%%
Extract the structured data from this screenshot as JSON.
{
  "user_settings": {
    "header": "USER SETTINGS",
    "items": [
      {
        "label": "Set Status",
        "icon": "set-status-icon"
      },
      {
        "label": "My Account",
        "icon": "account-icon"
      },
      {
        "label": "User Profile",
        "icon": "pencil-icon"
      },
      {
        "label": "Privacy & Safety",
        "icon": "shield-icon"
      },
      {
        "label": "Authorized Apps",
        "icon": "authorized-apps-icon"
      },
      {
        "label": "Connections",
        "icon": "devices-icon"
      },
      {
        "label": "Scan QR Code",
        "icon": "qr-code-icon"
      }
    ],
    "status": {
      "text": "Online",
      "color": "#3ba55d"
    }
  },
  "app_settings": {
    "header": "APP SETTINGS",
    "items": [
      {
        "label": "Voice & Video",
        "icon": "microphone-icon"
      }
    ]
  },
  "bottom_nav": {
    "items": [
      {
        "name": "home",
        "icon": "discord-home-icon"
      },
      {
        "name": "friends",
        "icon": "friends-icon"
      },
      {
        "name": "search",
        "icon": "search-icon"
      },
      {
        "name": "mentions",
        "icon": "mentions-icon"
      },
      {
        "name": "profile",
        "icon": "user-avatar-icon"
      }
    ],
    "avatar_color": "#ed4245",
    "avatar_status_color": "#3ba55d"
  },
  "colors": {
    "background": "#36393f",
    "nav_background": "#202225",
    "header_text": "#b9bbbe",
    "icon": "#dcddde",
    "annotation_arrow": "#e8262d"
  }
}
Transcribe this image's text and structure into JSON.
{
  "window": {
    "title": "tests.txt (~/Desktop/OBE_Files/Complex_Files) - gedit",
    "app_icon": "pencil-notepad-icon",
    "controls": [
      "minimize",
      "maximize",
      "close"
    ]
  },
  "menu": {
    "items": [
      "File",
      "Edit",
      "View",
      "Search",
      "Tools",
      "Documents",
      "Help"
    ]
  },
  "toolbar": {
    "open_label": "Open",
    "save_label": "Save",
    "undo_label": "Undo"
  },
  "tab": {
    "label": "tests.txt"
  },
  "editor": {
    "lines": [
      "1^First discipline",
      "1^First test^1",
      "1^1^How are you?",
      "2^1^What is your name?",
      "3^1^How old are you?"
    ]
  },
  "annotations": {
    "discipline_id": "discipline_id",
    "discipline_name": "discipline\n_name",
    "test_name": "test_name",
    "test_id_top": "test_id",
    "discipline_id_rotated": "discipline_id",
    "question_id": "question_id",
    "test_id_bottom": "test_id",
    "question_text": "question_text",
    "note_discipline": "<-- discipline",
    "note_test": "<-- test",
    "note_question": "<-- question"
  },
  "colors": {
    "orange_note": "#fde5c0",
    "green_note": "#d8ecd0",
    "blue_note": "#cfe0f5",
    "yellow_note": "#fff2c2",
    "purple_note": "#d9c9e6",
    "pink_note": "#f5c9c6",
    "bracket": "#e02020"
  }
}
%%
◆ Work instructions ◆
Quote only the lines from the one containing "Transcribe this image's" through the final line of the records, with both ends included.

◆ Written answer ◆
Transcribe this image's text and structure into JSON.
{
  "window": {
    "title": "tests.txt (~/Desktop/OBE_Files/Complex_Files) - gedit",
    "app_icon": "pencil-notepad-icon",
    "controls": [
      "minimize",
      "maximize",
      "close"
    ]
  },
  "menu": {
    "items": [
      "File",
      "Edit",
      "View",
      "Search",
      "Tools",
      "Documents",
      "Help"
    ]
  },
  "toolbar": {
    "open_label": "Open",
    "save_label": "Save",
    "undo_label": "Undo"
  },
  "tab": {
    "label": "tests.txt"
  },
  "editor": {
    "lines": [
      "1^First discipline",
      "1^First test^1",
      "1^1^How are you?",
      "2^1^What is your name?",
      "3^1^How old are you?"
    ]
  },
  "annotations": {
    "discipline_id": "discipline_id",
    "discipline_name": "discipline\n_name",
    "test_name": "test_name",
    "test_id_top": "test_id",
    "discipline_id_rotated": "discipline_id",
    "question_id": "question_id",
    "test_id_bottom": "test_id",
    "question_text": "question_text",
    "note_discipline": "<-- discipline",
    "note_test": "<-- test",
    "note_question": "<-- question"
  },
  "colors": {
    "orange_note": "#fde5c0",
    "green_note": "#d8ecd0",
    "blue_note": "#cfe0f5",
    "yellow_note": "#fff2c2",
    "purple_note": "#d9c9e6",
    "pink_note": "#f5c9c6",
    "bracket": "#e02020"
  }
}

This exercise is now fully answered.